REQUIREMENTS: Narrow the data below down to the lines containing "Young".

RECORD LIST:
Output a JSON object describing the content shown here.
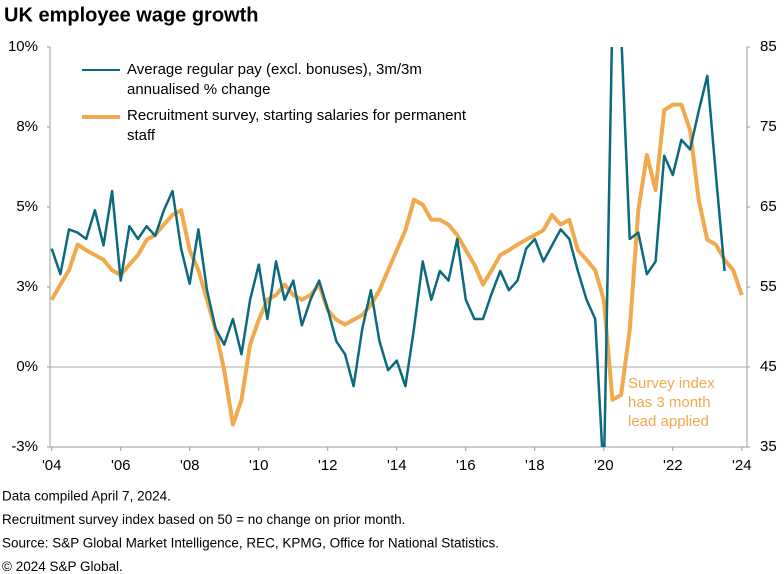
{
  "chart_data": {
    "type": "line",
    "title": "UK employee  wage growth",
    "x": [
      2004,
      2004.25,
      2004.5,
      2004.75,
      2005,
      2005.25,
      2005.5,
      2005.75,
      2006,
      2006.25,
      2006.5,
      2006.75,
      2007,
      2007.25,
      2007.5,
      2007.75,
      2008,
      2008.25,
      2008.5,
      2008.75,
      2009,
      2009.25,
      2009.5,
      2009.75,
      2010,
      2010.25,
      2010.5,
      2010.75,
      2011,
      2011.25,
      2011.5,
      2011.75,
      2012,
      2012.25,
      2012.5,
      2012.75,
      2013,
      2013.25,
      2013.5,
      2013.75,
      2014,
      2014.25,
      2014.5,
      2014.75,
      2015,
      2015.25,
      2015.5,
      2015.75,
      2016,
      2016.25,
      2016.5,
      2016.75,
      2017,
      2017.25,
      2017.5,
      2017.75,
      2018,
      2018.25,
      2018.5,
      2018.75,
      2019,
      2019.25,
      2019.5,
      2019.75,
      2020,
      2020.25,
      2020.5,
      2020.75,
      2021,
      2021.25,
      2021.5,
      2021.75,
      2022,
      2022.25,
      2022.5,
      2022.75,
      2023,
      2023.25,
      2023.5,
      2023.75,
      2024
    ],
    "series": [
      {
        "name": "Average regular pay (excl. bonuses), 3m/3m annualised % change",
        "color": "#0b6a7e",
        "axis": "y",
        "values": [
          3.7,
          2.9,
          4.3,
          4.2,
          4.0,
          4.9,
          3.8,
          5.5,
          2.7,
          4.4,
          4.0,
          4.4,
          4.1,
          4.9,
          5.5,
          3.7,
          2.6,
          4.3,
          2.4,
          1.2,
          0.7,
          1.5,
          0.4,
          2.1,
          3.2,
          1.5,
          3.3,
          2.1,
          2.7,
          1.3,
          2.1,
          2.7,
          1.8,
          0.8,
          0.4,
          -0.6,
          1.2,
          2.4,
          0.8,
          -0.1,
          0.2,
          -0.6,
          1.2,
          3.3,
          2.1,
          3.0,
          2.7,
          4.0,
          2.1,
          1.5,
          1.5,
          2.3,
          3.0,
          2.4,
          2.7,
          3.7,
          4.0,
          3.3,
          3.8,
          4.3,
          4.0,
          3.0,
          2.1,
          1.5,
          -3.5,
          11,
          10.5,
          4.0,
          4.2,
          2.9,
          3.3,
          6.6,
          6.0,
          7.1,
          6.8,
          8.0,
          9.1,
          6.0,
          3.0,
          null,
          null
        ]
      },
      {
        "name": "Recruitment survey, starting salaries for permanent staff",
        "color": "#f0a94c",
        "axis": "y2",
        "values": [
          53.4,
          55.3,
          57.1,
          60.3,
          59.6,
          59.0,
          58.4,
          57.1,
          56.5,
          57.8,
          59.0,
          60.9,
          61.5,
          62.8,
          64.0,
          64.6,
          59.6,
          57.1,
          53.4,
          49.6,
          44.6,
          37.8,
          40.9,
          47.8,
          50.9,
          53.4,
          54.0,
          55.3,
          54.0,
          53.4,
          54.0,
          55.3,
          52.1,
          50.9,
          50.3,
          50.9,
          51.5,
          52.8,
          54.6,
          57.1,
          59.6,
          62.1,
          65.9,
          65.3,
          63.4,
          63.4,
          62.8,
          61.5,
          59.6,
          57.8,
          55.3,
          57.1,
          59.0,
          59.6,
          60.3,
          60.9,
          61.5,
          62.1,
          64.0,
          62.8,
          63.4,
          59.6,
          58.4,
          57.1,
          53.4,
          40.9,
          41.5,
          49.6,
          64.6,
          71.5,
          67.1,
          77.1,
          77.8,
          77.8,
          74.6,
          65.9,
          60.9,
          60.3,
          58.4,
          57.1,
          54.0
        ]
      }
    ],
    "xlim": [
      2003.95,
      2024.15
    ],
    "xticks": [
      {
        "value": 2004,
        "label": "'04"
      },
      {
        "value": 2006,
        "label": "'06"
      },
      {
        "value": 2008,
        "label": "'08"
      },
      {
        "value": 2010,
        "label": "'10"
      },
      {
        "value": 2012,
        "label": "'12"
      },
      {
        "value": 2014,
        "label": "'14"
      },
      {
        "value": 2016,
        "label": "'16"
      },
      {
        "value": 2018,
        "label": "'18"
      },
      {
        "value": 2020,
        "label": "'20"
      },
      {
        "value": 2022,
        "label": "'22"
      },
      {
        "value": 2024,
        "label": "'24"
      }
    ],
    "ylim": [
      -2.5,
      10
    ],
    "yticks": [
      {
        "value": -2.5,
        "label": "-3%"
      },
      {
        "value": 0,
        "label": "0%"
      },
      {
        "value": 2.5,
        "label": "3%"
      },
      {
        "value": 5,
        "label": "5%"
      },
      {
        "value": 7.5,
        "label": "8%"
      },
      {
        "value": 10,
        "label": "10%"
      }
    ],
    "y2lim": [
      35,
      85
    ],
    "y2ticks": [
      35,
      45,
      55,
      65,
      75,
      85
    ],
    "grid": false,
    "legend": "top-left",
    "annotation": [
      "Survey index",
      "has 3 month",
      "lead applied"
    ],
    "notes": [
      "Data compiled April 7, 2024.",
      "Recruitment survey index based on 50 = no change on prior month.",
      "Source: S&P Global Market Intelligence, REC, KPMG, Office for National Statistics.",
      "© 2024 S&P Global."
    ]
  }
}
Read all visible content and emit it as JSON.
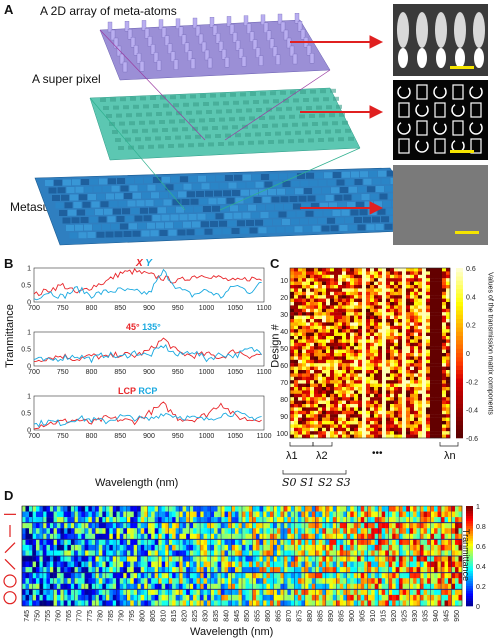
{
  "panel_a": {
    "letter": "A",
    "labels": {
      "top": "A 2D array of meta-atoms",
      "middle": "A super pixel",
      "bottom": "Metasurface encoder"
    }
  },
  "panel_b": {
    "letter": "B",
    "ylabel": "Tranmittance",
    "xlabel": "Wavelength (nm)",
    "subplots": [
      {
        "legend_a": "X",
        "legend_b": "Y"
      },
      {
        "legend_a": "45°",
        "legend_b": "135°"
      },
      {
        "legend_a": "LCP",
        "legend_b": "RCP"
      }
    ],
    "colors": {
      "a": "#e8262a",
      "b": "#19a9e0"
    }
  },
  "panel_c": {
    "letter": "C",
    "ylabel": "Design #",
    "colorbar_label": "Values of the transmission matrix components",
    "lambda_labels": [
      "λ1",
      "λ2",
      "λn"
    ],
    "ellipsis": "•••",
    "stokes": "S0 S1 S2 S3"
  },
  "panel_d": {
    "letter": "D",
    "xlabel": "Wavelength (nm)",
    "colorbar_label": "Tranmittance"
  },
  "chart_data": [
    {
      "type": "line",
      "panel": "B1",
      "xlim": [
        700,
        1100
      ],
      "ylim": [
        0,
        1
      ],
      "x_ticks": [
        700,
        750,
        800,
        850,
        900,
        950,
        1000,
        1050,
        1100
      ],
      "y_ticks": [
        0,
        0.5,
        1
      ],
      "x": [
        700,
        725,
        750,
        775,
        800,
        825,
        850,
        875,
        900,
        925,
        950,
        975,
        1000,
        1025,
        1050,
        1075,
        1100
      ],
      "series": [
        {
          "name": "X",
          "values": [
            0.2,
            0.35,
            0.5,
            0.25,
            0.45,
            0.6,
            0.85,
            0.9,
            0.8,
            0.7,
            0.6,
            0.75,
            0.8,
            0.7,
            0.6,
            0.7,
            0.65
          ]
        },
        {
          "name": "Y",
          "values": [
            0.1,
            0.3,
            0.15,
            0.4,
            0.2,
            0.3,
            0.35,
            0.3,
            0.25,
            0.9,
            0.4,
            0.2,
            0.35,
            0.15,
            0.5,
            0.3,
            0.6
          ]
        }
      ]
    },
    {
      "type": "line",
      "panel": "B2",
      "xlim": [
        700,
        1100
      ],
      "ylim": [
        0,
        1
      ],
      "x_ticks": [
        700,
        750,
        800,
        850,
        900,
        950,
        1000,
        1050,
        1100
      ],
      "y_ticks": [
        0,
        0.5,
        1
      ],
      "x": [
        700,
        725,
        750,
        775,
        800,
        825,
        850,
        875,
        900,
        925,
        950,
        975,
        1000,
        1025,
        1050,
        1075,
        1100
      ],
      "series": [
        {
          "name": "45°",
          "values": [
            0.15,
            0.25,
            0.3,
            0.2,
            0.3,
            0.25,
            0.35,
            0.3,
            0.45,
            0.8,
            0.4,
            0.3,
            0.35,
            0.25,
            0.45,
            0.3,
            0.35
          ]
        },
        {
          "name": "135°",
          "values": [
            0.2,
            0.15,
            0.25,
            0.3,
            0.2,
            0.35,
            0.25,
            0.4,
            0.3,
            0.6,
            0.3,
            0.45,
            0.2,
            0.35,
            0.3,
            0.5,
            0.4
          ]
        }
      ]
    },
    {
      "type": "line",
      "panel": "B3",
      "xlim": [
        700,
        1100
      ],
      "ylim": [
        0,
        1
      ],
      "x_ticks": [
        700,
        750,
        800,
        850,
        900,
        950,
        1000,
        1050,
        1100
      ],
      "y_ticks": [
        0,
        0.5,
        1
      ],
      "x": [
        700,
        725,
        750,
        775,
        800,
        825,
        850,
        875,
        900,
        925,
        950,
        975,
        1000,
        1025,
        1050,
        1075,
        1100
      ],
      "series": [
        {
          "name": "LCP",
          "values": [
            0.1,
            0.2,
            0.25,
            0.3,
            0.2,
            0.35,
            0.3,
            0.25,
            0.5,
            0.75,
            0.35,
            0.3,
            0.45,
            0.8,
            0.4,
            0.3,
            0.35
          ]
        },
        {
          "name": "RCP",
          "values": [
            0.15,
            0.25,
            0.2,
            0.35,
            0.3,
            0.25,
            0.4,
            0.35,
            0.3,
            0.5,
            0.4,
            0.35,
            0.3,
            0.45,
            0.5,
            0.35,
            0.4
          ]
        }
      ]
    },
    {
      "type": "heatmap",
      "panel": "C",
      "y_ticks": [
        10,
        20,
        30,
        40,
        50,
        60,
        70,
        80,
        90,
        100
      ],
      "colorbar_ticks": [
        0.6,
        0.4,
        0.2,
        0,
        -0.2,
        -0.4,
        -0.6
      ],
      "range": [
        -0.6,
        0.6
      ]
    },
    {
      "type": "heatmap",
      "panel": "D",
      "x_ticks": [
        745,
        750,
        755,
        760,
        765,
        770,
        775,
        780,
        785,
        790,
        795,
        800,
        805,
        810,
        815,
        820,
        825,
        830,
        835,
        840,
        845,
        850,
        855,
        860,
        865,
        870,
        875,
        880,
        885,
        890,
        895,
        900,
        905,
        910,
        915,
        920,
        925,
        930,
        935,
        940,
        945,
        950
      ],
      "colorbar_ticks": [
        1,
        0.8,
        0.6,
        0.4,
        0.2,
        0
      ],
      "range": [
        0,
        1
      ]
    }
  ]
}
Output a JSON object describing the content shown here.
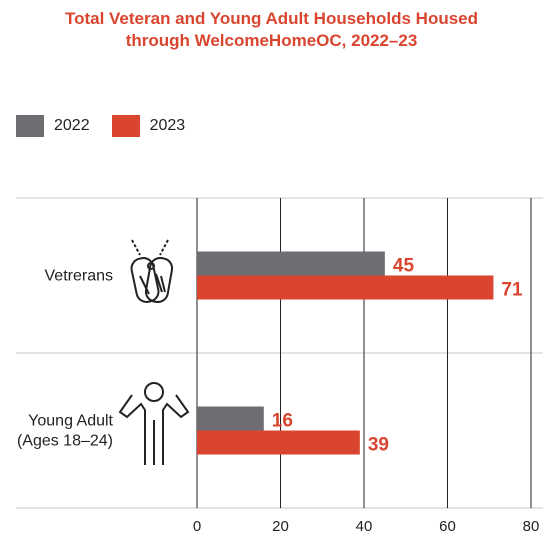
{
  "title_line1": "Total Veteran and Young Adult Households Housed",
  "title_line2": "through WelcomeHomeOC, 2022–23",
  "colors": {
    "2022": "#6e6e72",
    "2023": "#d9452f",
    "title": "#d9452f"
  },
  "chart_data": {
    "type": "bar",
    "orientation": "horizontal",
    "categories": [
      "Vetrerans",
      "Young Adult (Ages 18–24)"
    ],
    "category_lines": [
      [
        "Vetrerans"
      ],
      [
        "Young Adult",
        "(Ages 18–24)"
      ]
    ],
    "category_icons": [
      "dog-tags-icon",
      "person-arms-raised-icon"
    ],
    "series": [
      {
        "name": "2022",
        "values": [
          45,
          16
        ]
      },
      {
        "name": "2023",
        "values": [
          71,
          39
        ]
      }
    ],
    "xlim": [
      0,
      80
    ],
    "xticks": [
      "0",
      "20",
      "40",
      "60",
      "80"
    ],
    "grid": true,
    "legend_position": "top-left"
  }
}
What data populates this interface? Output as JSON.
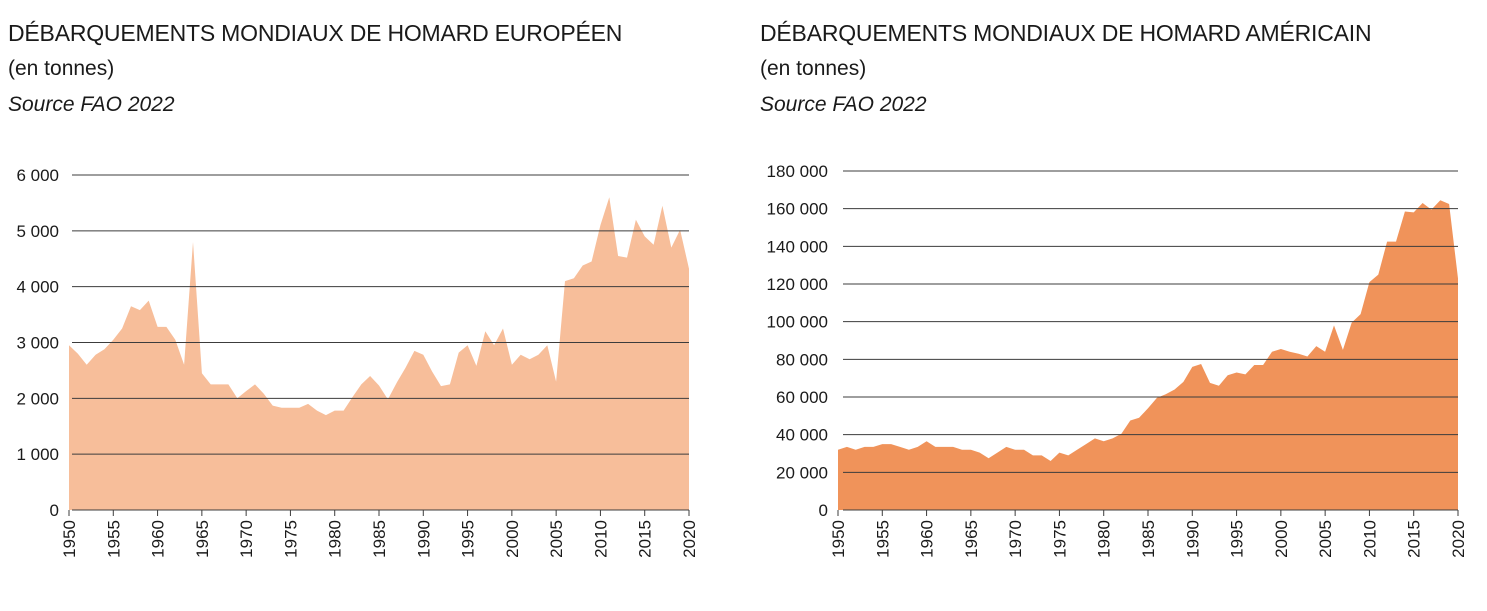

SOLUTION TO THIS TASK:
  "title_line1": "Total Veteran and Young Adult Households Housed",
      "Young Adult (Ages 18–24)"
        "Young Adult",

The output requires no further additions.